Read through the listing and copy every line that contains the word "nunmehr".
-- Dataset records follows --
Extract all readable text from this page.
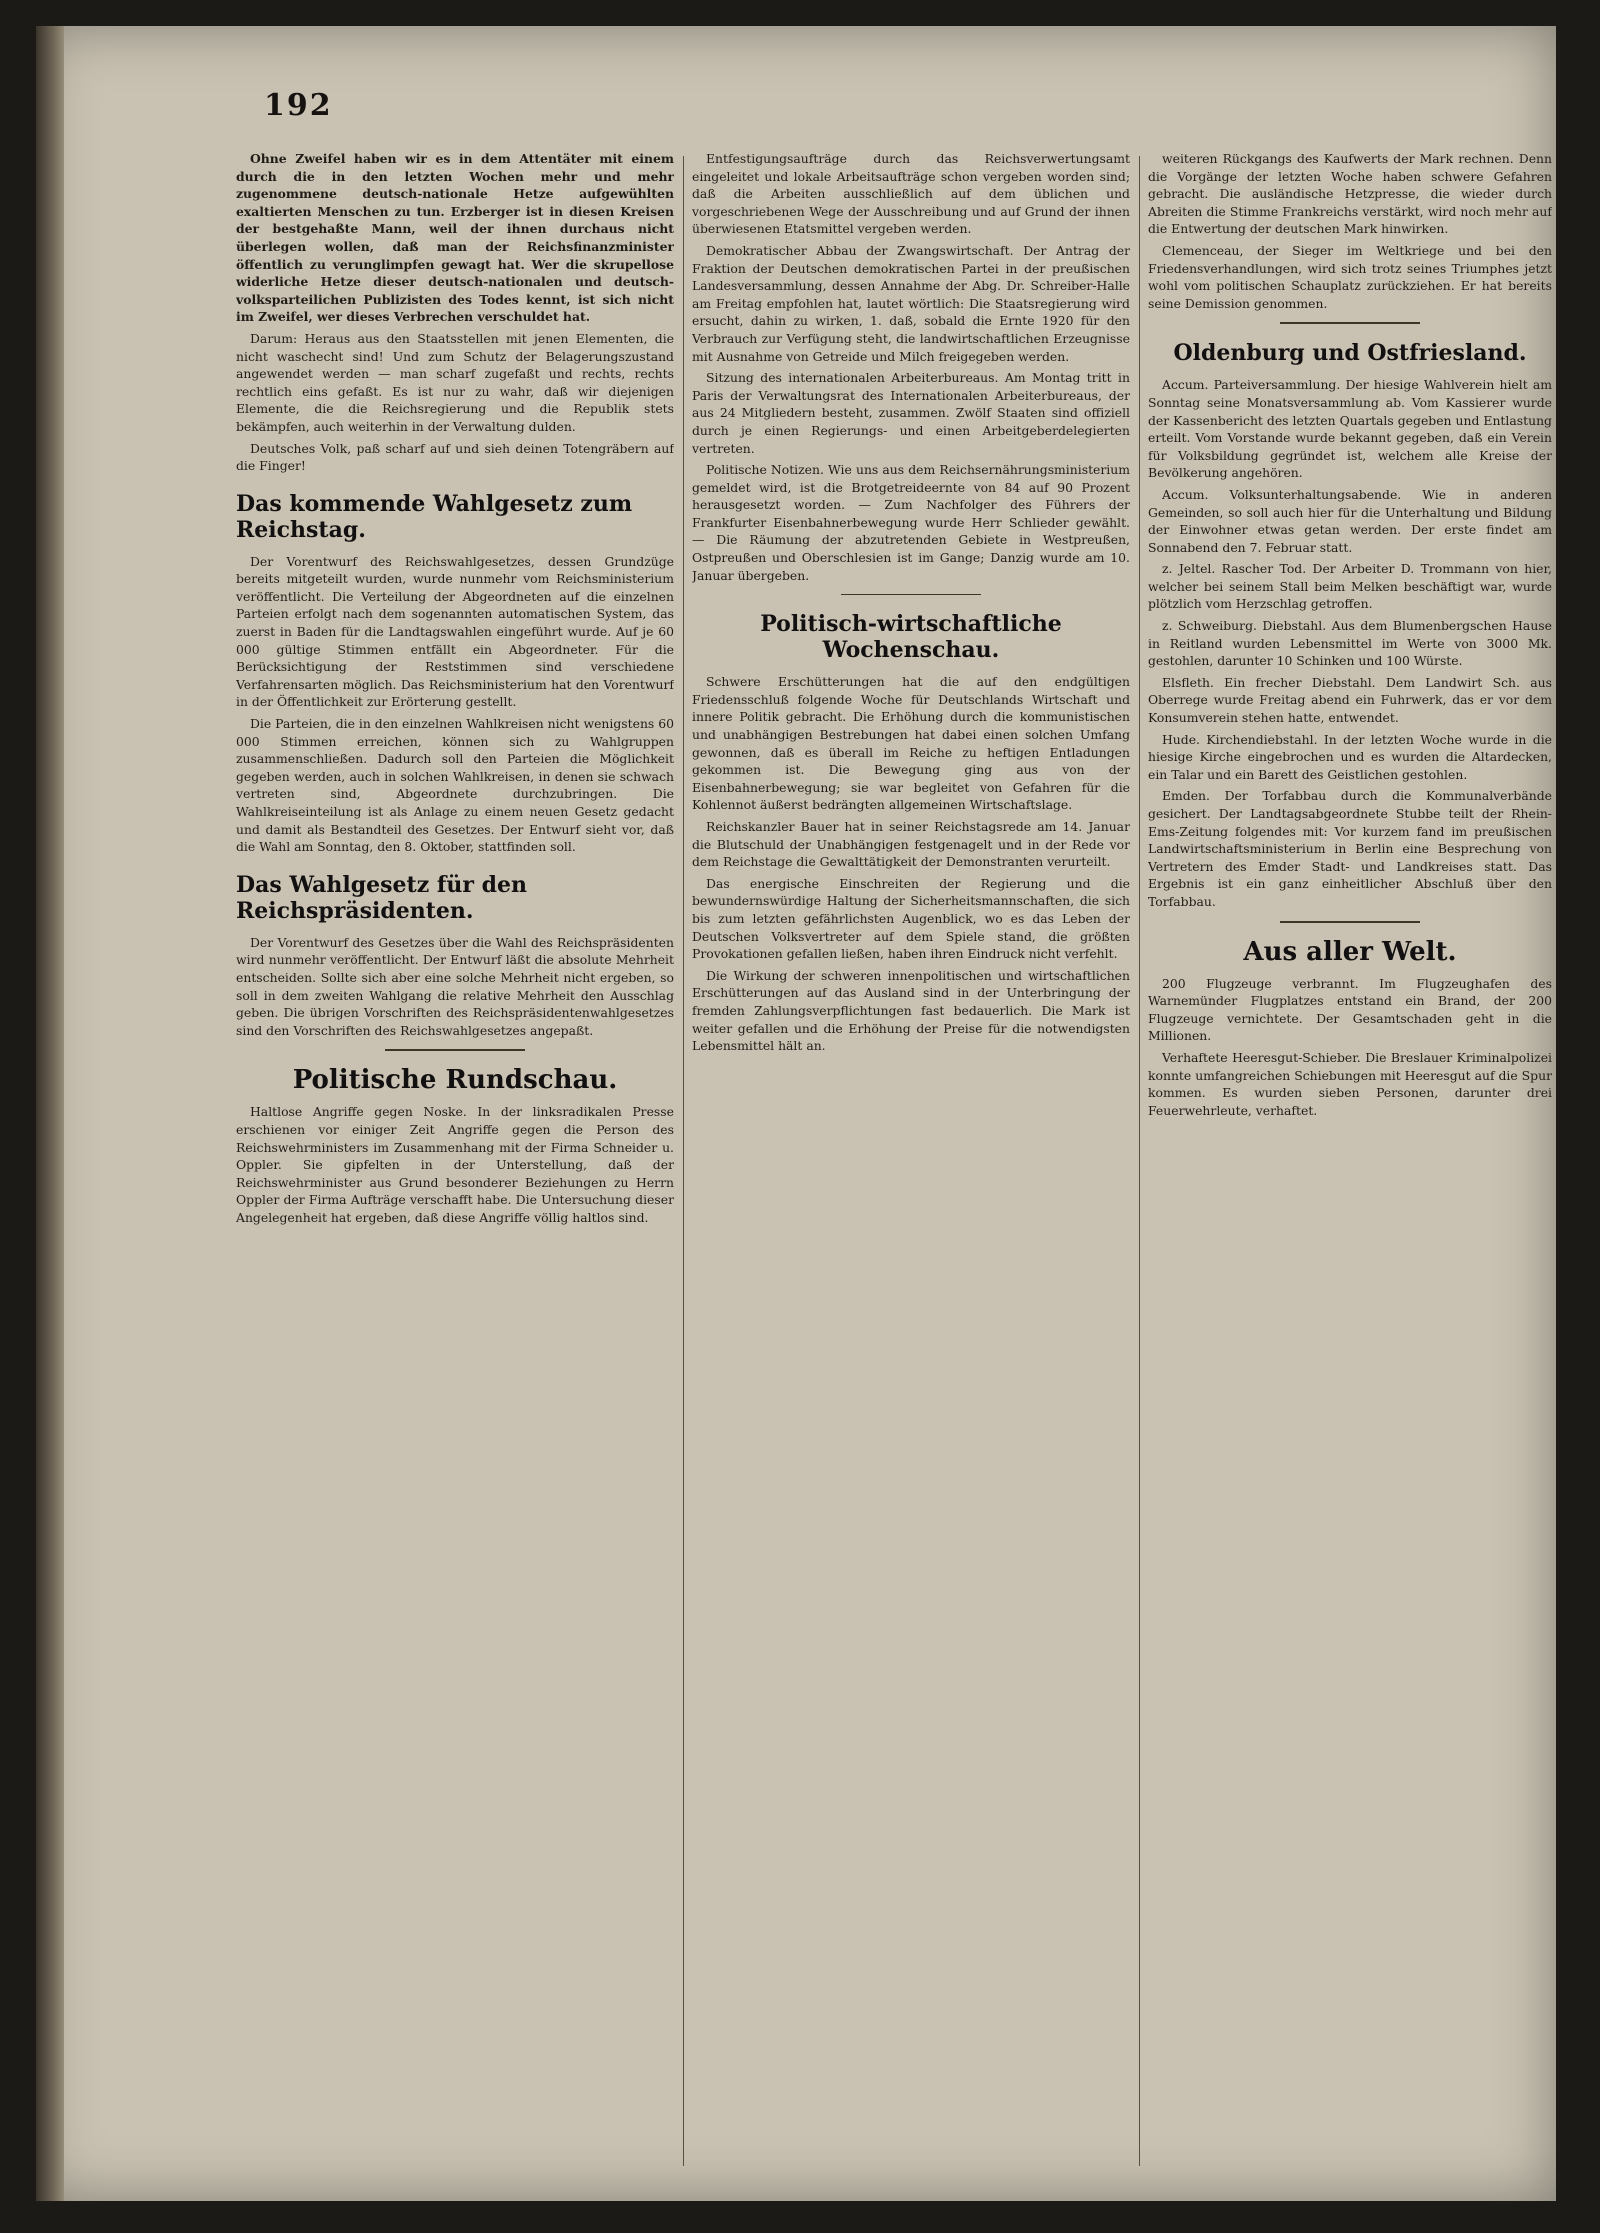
192

Ohne Zweifel haben wir es in dem Attentäter mit einem durch die in den letzten Wochen mehr und mehr zugenommene deutsch-nationale Hetze aufgewühlten exaltierten Menschen zu tun. Erzberger ist in diesen Kreisen der bestgehaßte Mann, weil der ihnen durchaus nicht überlegen wollen, daß man der Reichsfinanzminister öffentlich zu verunglimpfen gewagt hat. Wer die skrupellose widerliche Hetze dieser deutsch-nationalen und deutsch-volksparteilichen Publizisten des Todes kennt, ist sich nicht im Zweifel, wer dieses Verbrechen verschuldet hat.

Darum: Heraus aus den Staatsstellen mit jenen Elementen, die nicht waschecht sind! Und zum Schutz der Belagerungszustand angewendet werden — man scharf zugefaßt und rechts, rechts rechtlich eins gefaßt. Es ist nur zu wahr, daß wir diejenigen Elemente, die die Reichsregierung und die Republik stets bekämpfen, auch weiterhin in der Verwaltung dulden.

Deutsches Volk, paß scharf auf und sieh deinen Totengräbern auf die Finger!

Das kommende Wahlgesetz zum Reichstag.

Der Vorentwurf des Reichswahlgesetzes, dessen Grundzüge bereits mitgeteilt wurden, wurde nunmehr vom Reichsministerium veröffentlicht. Die Verteilung der Abgeordneten auf die einzelnen Parteien erfolgt nach dem sogenannten automatischen System, das zuerst in Baden für die Landtagswahlen eingeführt wurde. Auf je 60 000 gültige Stimmen entfällt ein Abgeordneter. Für die Berücksichtigung der Reststimmen sind verschiedene Verfahrensarten möglich. Das Reichsministerium hat den Vorentwurf in der Öffentlichkeit zur Erörterung gestellt.

Die Parteien, die in den einzelnen Wahlkreisen nicht wenigstens 60 000 Stimmen erreichen, können sich zu Wahlgruppen zusammenschließen. Dadurch soll den Parteien die Möglichkeit gegeben werden, auch in solchen Wahlkreisen, in denen sie schwach vertreten sind, Abgeordnete durchzubringen. Die Wahlkreiseinteilung ist als Anlage zu einem neuen Gesetz gedacht und damit als Bestandteil des Gesetzes. Der Entwurf sieht vor, daß die Wahl am Sonntag, den 8. Oktober, stattfinden soll.

Das Wahlgesetz für den Reichspräsidenten.

Der Vorentwurf des Gesetzes über die Wahl des Reichspräsidenten wird nunmehr veröffentlicht. Der Entwurf läßt die absolute Mehrheit entscheiden. Sollte sich aber eine solche Mehrheit nicht ergeben, so soll in dem zweiten Wahlgang die relative Mehrheit den Ausschlag geben. Die übrigen Vorschriften des Reichspräsidentenwahlgesetzes sind den Vorschriften des Reichswahlgesetzes angepaßt.

Politische Rundschau.

Haltlose Angriffe gegen Noske. In der linksradikalen Presse erschienen vor einiger Zeit Angriffe gegen die Person des Reichswehrministers im Zusammenhang mit der Firma Schneider u. Oppler. Sie gipfelten in der Unterstellung, daß der Reichswehrminister aus Grund besonderer Beziehungen zu Herrn Oppler der Firma Aufträge verschafft habe. Die Untersuchung dieser Angelegenheit hat ergeben, daß diese Angriffe völlig haltlos sind.

Entfestigungsaufträge durch das Reichsverwertungsamt eingeleitet und lokale Arbeitsaufträge schon vergeben worden sind; daß die Arbeiten ausschließlich auf dem üblichen und vorgeschriebenen Wege der Ausschreibung und auf Grund der ihnen überwiesenen Etatsmittel vergeben werden.

Demokratischer Abbau der Zwangswirtschaft. Der Antrag der Fraktion der Deutschen demokratischen Partei in der preußischen Landesversammlung, dessen Annahme der Abg. Dr. Schreiber-Halle am Freitag empfohlen hat, lautet wörtlich: Die Staatsregierung wird ersucht, dahin zu wirken, 1. daß, sobald die Ernte 1920 für den Verbrauch zur Verfügung steht, die landwirtschaftlichen Erzeugnisse mit Ausnahme von Getreide und Milch freigegeben werden.

Sitzung des internationalen Arbeiterbureaus. Am Montag tritt in Paris der Verwaltungsrat des Internationalen Arbeiterbureaus, der aus 24 Mitgliedern besteht, zusammen. Zwölf Staaten sind offiziell durch je einen Regierungs- und einen Arbeitgeberdelegierten vertreten.

Politische Notizen. Wie uns aus dem Reichsernährungsministerium gemeldet wird, ist die Brotgetreideernte von 84 auf 90 Prozent herausgesetzt worden. — Zum Nachfolger des Führers der Frankfurter Eisenbahnerbewegung wurde Herr Schlieder gewählt. — Die Räumung der abzutretenden Gebiete in Westpreußen, Ostpreußen und Oberschlesien ist im Gange; Danzig wurde am 10. Januar übergeben.

Politisch-wirtschaftliche Wochenschau.

Schwere Erschütterungen hat die auf den endgültigen Friedensschluß folgende Woche für Deutschlands Wirtschaft und innere Politik gebracht. Die Erhöhung durch die kommunistischen und unabhängigen Bestrebungen hat dabei einen solchen Umfang gewonnen, daß es überall im Reiche zu heftigen Entladungen gekommen ist. Die Bewegung ging aus von der Eisenbahnerbewegung; sie war begleitet von Gefahren für die Kohlennot äußerst bedrängten allgemeinen Wirtschaftslage.

Reichskanzler Bauer hat in seiner Reichstagsrede am 14. Januar die Blutschuld der Unabhängigen festgenagelt und in der Rede vor dem Reichstage die Gewalttätigkeit der Demonstranten verurteilt.

Das energische Einschreiten der Regierung und die bewundernswürdige Haltung der Sicherheitsmannschaften, die sich bis zum letzten gefährlichsten Augenblick, wo es das Leben der Deutschen Volksvertreter auf dem Spiele stand, die größten Provokationen gefallen ließen, haben ihren Eindruck nicht verfehlt.

Die Wirkung der schweren innenpolitischen und wirtschaftlichen Erschütterungen auf das Ausland sind in der Unterbringung der fremden Zahlungsverpflichtungen fast bedauerlich. Die Mark ist weiter gefallen und die Erhöhung der Preise für die notwendigsten Lebensmittel hält an.

weiteren Rückgangs des Kaufwerts der Mark rechnen. Denn die Vorgänge der letzten Woche haben schwere Gefahren gebracht. Die ausländische Hetzpresse, die wieder durch Abreiten die Stimme Frankreichs verstärkt, wird noch mehr auf die Entwertung der deutschen Mark hinwirken.

Clemenceau, der Sieger im Weltkriege und bei den Friedensverhandlungen, wird sich trotz seines Triumphes jetzt wohl vom politischen Schauplatz zurückziehen. Er hat bereits seine Demission genommen.

Oldenburg und Ostfriesland.

Accum. Parteiversammlung. Der hiesige Wahlverein hielt am Sonntag seine Monatsversammlung ab. Vom Kassierer wurde der Kassenbericht des letzten Quartals gegeben und Entlastung erteilt. Vom Vorstande wurde bekannt gegeben, daß ein Verein für Volksbildung gegründet ist, welchem alle Kreise der Bevölkerung angehören.

Accum. Volksunterhaltungsabende. Wie in anderen Gemeinden, so soll auch hier für die Unterhaltung und Bildung der Einwohner etwas getan werden. Der erste findet am Sonnabend den 7. Februar statt.

z. Jeltel. Rascher Tod. Der Arbeiter D. Trommann von hier, welcher bei seinem Stall beim Melken beschäftigt war, wurde plötzlich vom Herzschlag getroffen.

z. Schweiburg. Diebstahl. Aus dem Blumenbergschen Hause in Reitland wurden Lebensmittel im Werte von 3000 Mk. gestohlen, darunter 10 Schinken und 100 Würste.

Elsfleth. Ein frecher Diebstahl. Dem Landwirt Sch. aus Oberrege wurde Freitag abend ein Fuhrwerk, das er vor dem Konsumverein stehen hatte, entwendet.

Hude. Kirchendiebstahl. In der letzten Woche wurde in die hiesige Kirche eingebrochen und es wurden die Altardecken, ein Talar und ein Barett des Geistlichen gestohlen.

Emden. Der Torfabbau durch die Kommunalverbände gesichert. Der Landtagsabgeordnete Stubbe teilt der Rhein-Ems-Zeitung folgendes mit: Vor kurzem fand im preußischen Landwirtschaftsministerium in Berlin eine Besprechung von Vertretern des Emder Stadt- und Landkreises statt. Das Ergebnis ist ein ganz einheitlicher Abschluß über den Torfabbau.

Aus aller Welt.

200 Flugzeuge verbrannt. Im Flugzeughafen des Warnemünder Flugplatzes entstand ein Brand, der 200 Flugzeuge vernichtete. Der Gesamtschaden geht in die Millionen.

Verhaftete Heeresgut-Schieber. Die Breslauer Kriminalpolizei konnte umfangreichen Schiebungen mit Heeresgut auf die Spur kommen. Es wurden sieben Personen, darunter drei Feuerwehrleute, verhaftet.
-- Dataset records concluded --
## [Exercise answer]
Der Vorentwurf des Reichswahlgesetzes, dessen Grundzüge bereits mitgeteilt wurden, wurde nunmehr vom Reichsministerium veröffentlicht. Die Verteilung der Abgeordneten auf die einzelnen Parteien erfolgt nach dem sogenannten automatischen System, das zuerst in Baden für die Landtagswahlen eingeführt wurde. Auf je 60 000 gültige Stimmen entfällt ein Abgeordneter. Für die Berücksichtigung der Reststimmen sind verschiedene Verfahrensarten möglich. Das Reichsministerium hat den Vorentwurf in der Öffentlichkeit zur Erörterung gestellt.
Der Vorentwurf des Gesetzes über die Wahl des Reichspräsidenten wird nunmehr veröffentlicht. Der Entwurf läßt die absolute Mehrheit entscheiden. Sollte sich aber eine solche Mehrheit nicht ergeben, so soll in dem zweiten Wahlgang die relative Mehrheit den Ausschlag geben. Die übrigen Vorschriften des Reichspräsidentenwahlgesetzes sind den Vorschriften des Reichswahlgesetzes angepaßt.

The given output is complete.